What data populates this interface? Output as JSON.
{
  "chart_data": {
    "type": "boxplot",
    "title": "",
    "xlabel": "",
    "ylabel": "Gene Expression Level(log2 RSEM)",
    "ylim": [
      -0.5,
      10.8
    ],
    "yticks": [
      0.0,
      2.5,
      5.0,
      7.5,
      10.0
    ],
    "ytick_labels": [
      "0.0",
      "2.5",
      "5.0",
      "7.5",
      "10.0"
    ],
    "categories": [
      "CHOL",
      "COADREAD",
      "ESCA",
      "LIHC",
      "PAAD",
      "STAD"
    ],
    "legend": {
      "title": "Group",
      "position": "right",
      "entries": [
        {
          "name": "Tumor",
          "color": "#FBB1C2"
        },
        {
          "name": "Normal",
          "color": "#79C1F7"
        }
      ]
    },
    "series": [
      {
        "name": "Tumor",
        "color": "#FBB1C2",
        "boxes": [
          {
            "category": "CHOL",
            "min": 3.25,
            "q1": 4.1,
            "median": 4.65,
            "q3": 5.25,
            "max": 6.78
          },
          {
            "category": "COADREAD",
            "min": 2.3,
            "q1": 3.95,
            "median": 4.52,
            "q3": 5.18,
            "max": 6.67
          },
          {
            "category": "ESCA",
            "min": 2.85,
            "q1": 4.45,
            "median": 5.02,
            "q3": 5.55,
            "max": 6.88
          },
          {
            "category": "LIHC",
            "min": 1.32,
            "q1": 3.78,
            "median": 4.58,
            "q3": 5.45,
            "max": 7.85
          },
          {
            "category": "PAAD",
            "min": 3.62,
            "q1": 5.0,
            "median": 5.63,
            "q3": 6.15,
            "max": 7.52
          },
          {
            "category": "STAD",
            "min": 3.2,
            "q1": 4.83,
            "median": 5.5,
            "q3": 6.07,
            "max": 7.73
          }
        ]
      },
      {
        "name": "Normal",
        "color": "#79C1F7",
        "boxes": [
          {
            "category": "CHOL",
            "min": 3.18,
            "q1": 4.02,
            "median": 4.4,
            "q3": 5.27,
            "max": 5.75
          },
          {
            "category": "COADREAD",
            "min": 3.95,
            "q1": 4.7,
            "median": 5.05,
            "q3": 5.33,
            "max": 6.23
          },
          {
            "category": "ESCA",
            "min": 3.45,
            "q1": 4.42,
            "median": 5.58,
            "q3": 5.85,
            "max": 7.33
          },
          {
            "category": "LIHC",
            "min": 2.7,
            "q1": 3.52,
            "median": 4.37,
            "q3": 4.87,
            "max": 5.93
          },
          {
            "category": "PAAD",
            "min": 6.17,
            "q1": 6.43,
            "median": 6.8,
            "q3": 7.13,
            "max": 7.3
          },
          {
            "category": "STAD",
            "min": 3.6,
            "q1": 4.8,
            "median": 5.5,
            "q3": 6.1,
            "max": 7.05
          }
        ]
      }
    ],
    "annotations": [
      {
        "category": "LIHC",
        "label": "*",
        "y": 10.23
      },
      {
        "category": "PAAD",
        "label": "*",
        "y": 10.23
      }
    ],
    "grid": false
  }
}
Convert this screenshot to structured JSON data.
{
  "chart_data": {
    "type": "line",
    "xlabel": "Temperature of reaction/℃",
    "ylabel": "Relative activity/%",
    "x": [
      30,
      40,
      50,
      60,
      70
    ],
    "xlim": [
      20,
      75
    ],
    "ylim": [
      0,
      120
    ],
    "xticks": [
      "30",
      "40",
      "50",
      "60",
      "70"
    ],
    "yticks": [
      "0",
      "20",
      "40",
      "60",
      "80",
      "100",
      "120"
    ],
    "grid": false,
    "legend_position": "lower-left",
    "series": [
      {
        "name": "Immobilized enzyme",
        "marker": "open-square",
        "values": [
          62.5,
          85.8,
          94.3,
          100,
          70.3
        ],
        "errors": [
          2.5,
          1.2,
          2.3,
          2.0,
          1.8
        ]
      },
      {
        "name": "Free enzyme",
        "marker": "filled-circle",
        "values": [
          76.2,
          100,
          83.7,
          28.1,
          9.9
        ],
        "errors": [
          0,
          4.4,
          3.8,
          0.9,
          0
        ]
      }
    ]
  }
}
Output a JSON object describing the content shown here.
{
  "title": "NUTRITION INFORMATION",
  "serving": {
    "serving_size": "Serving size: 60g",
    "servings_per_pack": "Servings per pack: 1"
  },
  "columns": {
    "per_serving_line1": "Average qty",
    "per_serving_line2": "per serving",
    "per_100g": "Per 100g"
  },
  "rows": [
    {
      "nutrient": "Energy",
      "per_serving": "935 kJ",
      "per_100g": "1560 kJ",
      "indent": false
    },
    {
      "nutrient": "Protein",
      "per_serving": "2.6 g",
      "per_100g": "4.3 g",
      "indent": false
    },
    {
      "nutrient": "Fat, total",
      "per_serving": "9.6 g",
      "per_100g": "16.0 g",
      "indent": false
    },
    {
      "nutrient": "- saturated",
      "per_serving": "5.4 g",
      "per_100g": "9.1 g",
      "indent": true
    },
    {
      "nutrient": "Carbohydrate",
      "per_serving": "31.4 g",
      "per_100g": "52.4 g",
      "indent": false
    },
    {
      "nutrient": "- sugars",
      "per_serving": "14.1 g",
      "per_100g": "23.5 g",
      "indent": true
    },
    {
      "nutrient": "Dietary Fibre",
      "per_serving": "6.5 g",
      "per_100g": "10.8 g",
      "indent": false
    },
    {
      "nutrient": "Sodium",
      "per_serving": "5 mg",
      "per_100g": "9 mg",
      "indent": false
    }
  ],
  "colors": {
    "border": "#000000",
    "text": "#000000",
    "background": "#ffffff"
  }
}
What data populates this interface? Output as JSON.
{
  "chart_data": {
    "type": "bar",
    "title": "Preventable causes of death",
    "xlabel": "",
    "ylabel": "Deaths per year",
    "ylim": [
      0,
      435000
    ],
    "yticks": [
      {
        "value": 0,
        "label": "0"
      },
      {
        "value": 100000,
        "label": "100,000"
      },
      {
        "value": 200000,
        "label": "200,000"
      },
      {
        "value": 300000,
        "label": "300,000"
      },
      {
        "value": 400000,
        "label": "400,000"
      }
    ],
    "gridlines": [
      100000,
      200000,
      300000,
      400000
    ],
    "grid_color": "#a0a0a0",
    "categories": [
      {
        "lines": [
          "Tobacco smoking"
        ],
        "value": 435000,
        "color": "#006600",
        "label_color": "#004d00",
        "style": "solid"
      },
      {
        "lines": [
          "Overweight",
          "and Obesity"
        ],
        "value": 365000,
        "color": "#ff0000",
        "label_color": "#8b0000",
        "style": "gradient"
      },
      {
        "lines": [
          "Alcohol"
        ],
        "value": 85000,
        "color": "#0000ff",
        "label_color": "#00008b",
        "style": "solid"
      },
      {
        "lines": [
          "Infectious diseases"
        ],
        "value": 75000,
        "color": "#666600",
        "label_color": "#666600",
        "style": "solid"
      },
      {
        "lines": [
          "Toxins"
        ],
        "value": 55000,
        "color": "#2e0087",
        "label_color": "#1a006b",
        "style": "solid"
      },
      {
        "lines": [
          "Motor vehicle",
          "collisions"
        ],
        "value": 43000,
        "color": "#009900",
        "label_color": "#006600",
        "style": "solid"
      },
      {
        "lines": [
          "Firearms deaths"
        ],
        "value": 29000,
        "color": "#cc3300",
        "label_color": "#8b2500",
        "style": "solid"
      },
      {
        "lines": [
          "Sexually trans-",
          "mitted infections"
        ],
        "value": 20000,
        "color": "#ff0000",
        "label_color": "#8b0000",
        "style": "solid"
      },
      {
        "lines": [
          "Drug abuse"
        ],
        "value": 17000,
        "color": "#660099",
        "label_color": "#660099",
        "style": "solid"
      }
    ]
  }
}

•••

* YOUR TASK *
Looking at the listing above, tally the lines containing "ylabel" and give only that tally.

* SOLUTION *
3